Exercise requirements: In the listing that follows, how many lines contain "коды"? Give the number only.

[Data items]
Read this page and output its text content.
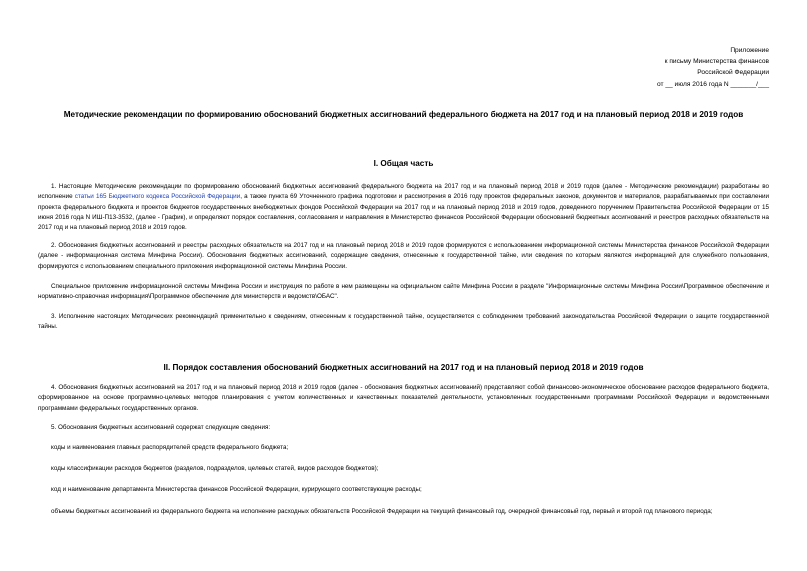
Приложение
к письму Министерства финансов
Российской Федерации
от __ июля 2016 года N _______/___
Методические рекомендации по формированию обоснований бюджетных ассигнований федерального бюджета на 2017 год и на плановый период 2018 и 2019 годов
I. Общая часть
1. Настоящие Методические рекомендации по формированию обоснований бюджетных ассигнований федерального бюджета на 2017 год и на плановый период 2018 и 2019 годов (далее - Методические рекомендации) разработаны во исполнение статьи 165 Бюджетного кодекса Российской Федерации, а также пункта 69 Уточненного графика подготовки и рассмотрения в 2016 году проектов федеральных законов, документов и материалов, разрабатываемых при составлении проекта федерального бюджета и проектов бюджетов государственных внебюджетных фондов Российской Федерации на 2017 год и на плановый период 2018 и 2019 годов, доведенного поручением Правительства Российской Федерации от 15 июня 2016 года N ИШ-П13-3532, (далее - График), и определяют порядок составления, согласования и направления в Министерство финансов Российской Федерации обоснований бюджетных ассигнований и реестров расходных обязательств на 2017 год и на плановый период 2018 и 2019 годов.
2. Обоснования бюджетных ассигнований и реестры расходных обязательств на 2017 год и на плановый период 2018 и 2019 годов формируются с использованием информационной системы Министерства финансов Российской Федерации (далее - информационная система Минфина России). Обоснования бюджетных ассигнований, содержащие сведения, отнесенные к государственной тайне, или сведения по которым являются информацией для служебного пользования, формируются с использованием специального приложения информационной системы Минфина России.
Специальное приложение информационной системы Минфина России и инструкция по работе в нем размещены на официальном сайте Минфина России в разделе "Информационные системы Минфина России\Программное обеспечение и нормативно-справочная информация\Программное обеспечение для министерств и ведомств\ОБАС".
3. Исполнение настоящих Методических рекомендаций применительно к сведениям, отнесенным к государственной тайне, осуществляется с соблюдением требований законодательства Российской Федерации о защите государственной тайны.
II. Порядок составления обоснований бюджетных ассигнований на 2017 год и на плановый период 2018 и 2019 годов
4. Обоснования бюджетных ассигнований на 2017 год и на плановый период 2018 и 2019 годов (далее - обоснования бюджетных ассигнований) представляют собой финансово-экономическое обоснование расходов федерального бюджета, сформированное на основе программно-целевых методов планирования с учетом количественных и качественных показателей деятельности, установленных государственными программами Российской Федерации и ведомственными программами федеральных государственных органов.
5. Обоснования бюджетных ассигнований содержат следующие сведения:
коды и наименования главных распорядителей средств федерального бюджета;
коды классификации расходов бюджетов (разделов, подразделов, целевых статей, видов расходов бюджетов);
код и наименование департамента Министерства финансов Российской Федерации, курирующего соответствующие расходы;
объемы бюджетных ассигнований из федерального бюджета на исполнение расходных обязательств Российской Федерации на текущий финансовый год, очередной финансовый год, первый и второй год планового периода;
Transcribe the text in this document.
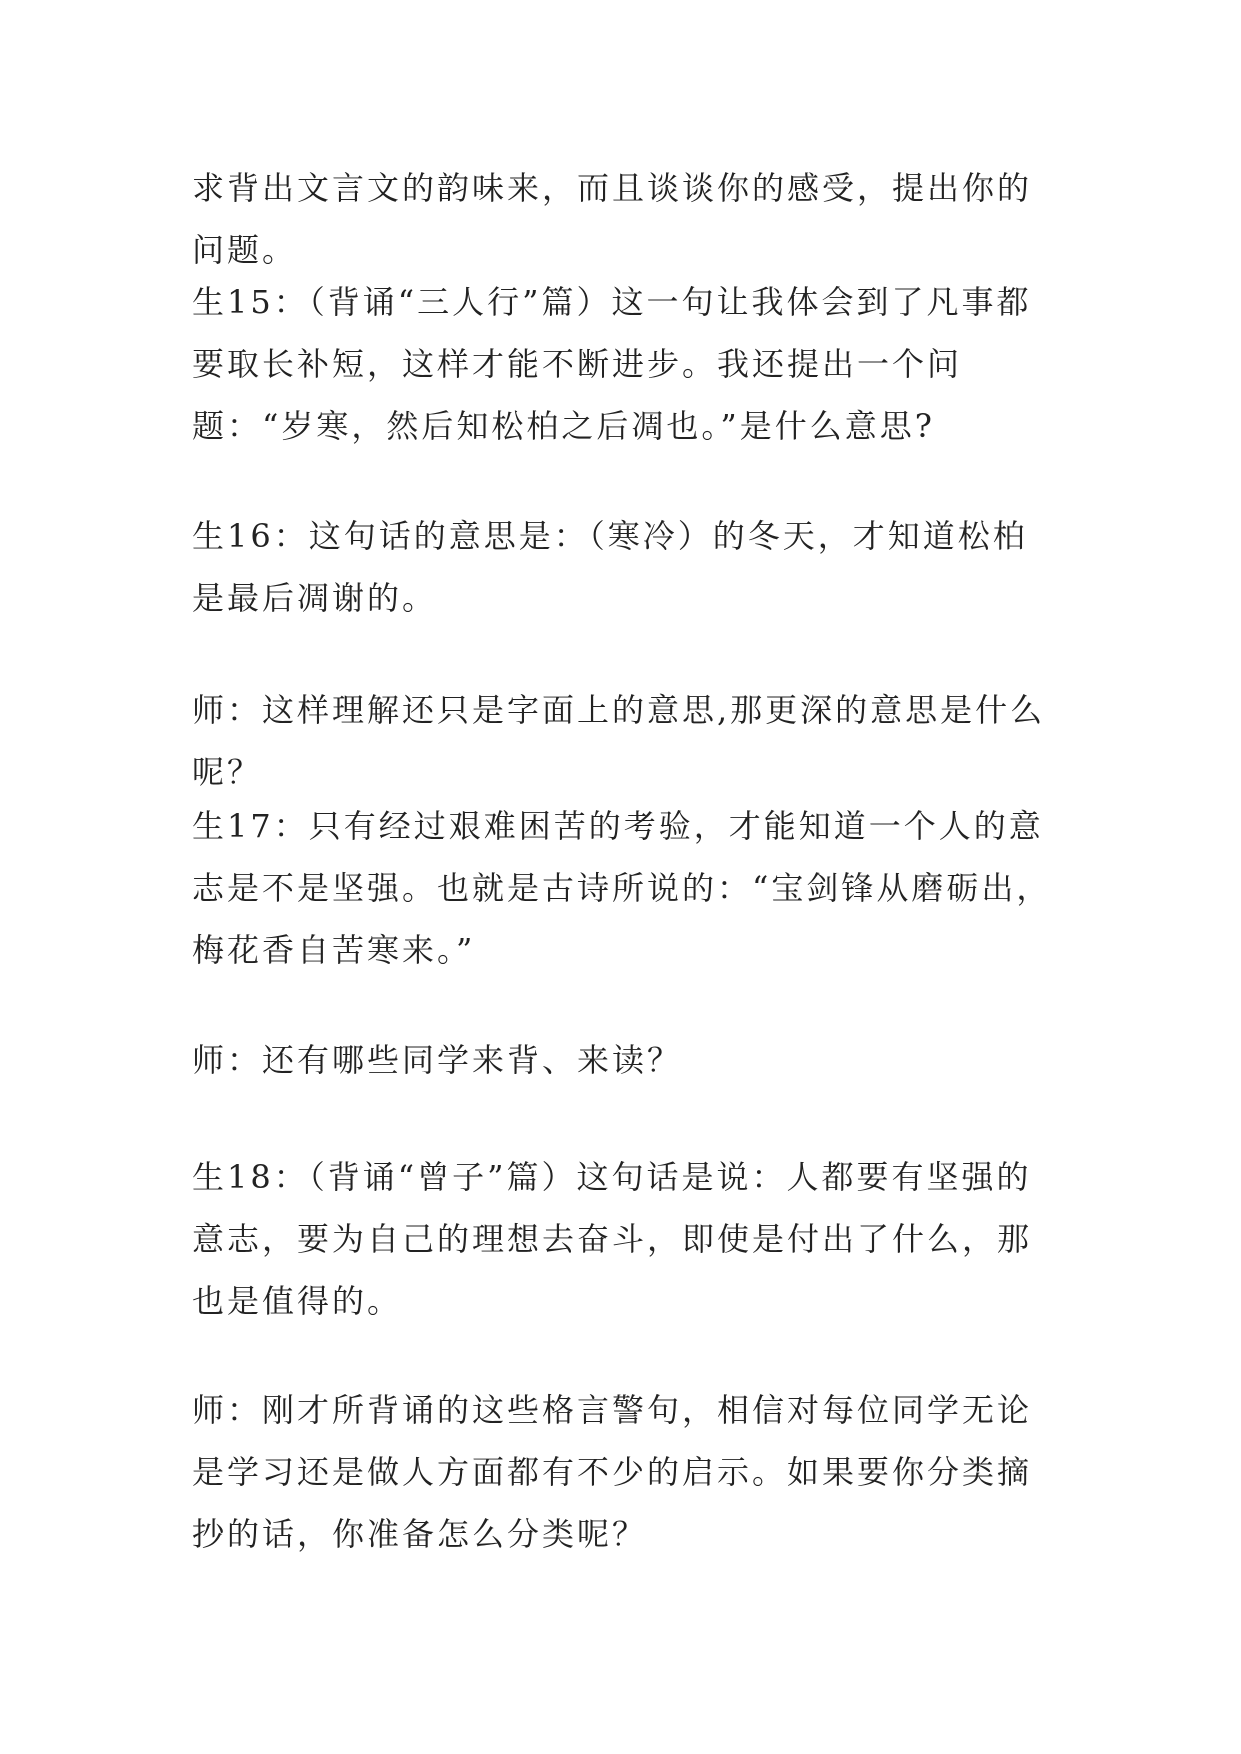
求背出文言文的韵味来，而且谈谈你的感受，提出你的问题。

生15：（背诵“三人行”篇）这一句让我体会到了凡事都要取长补短，这样才能不断进步。我还提出一个问题：“岁寒，然后知松柏之后凋也。”是什么意思?

生16：这句话的意思是：（寒冷）的冬天，才知道松柏是最后凋谢的。

师：这样理解还只是字面上的意思,那更深的意思是什么呢？

生17：只有经过艰难困苦的考验，才能知道一个人的意志是不是坚强。也就是古诗所说的：“宝剑锋从磨砺出，梅花香自苦寒来。”

师：还有哪些同学来背、来读？

生18：（背诵“曾子”篇）这句话是说：人都要有坚强的意志，要为自己的理想去奋斗，即使是付出了什么，那也是值得的。

师：刚才所背诵的这些格言警句，相信对每位同学无论是学习还是做人方面都有不少的启示。如果要你分类摘抄的话，你准备怎么分类呢？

Answer below: 2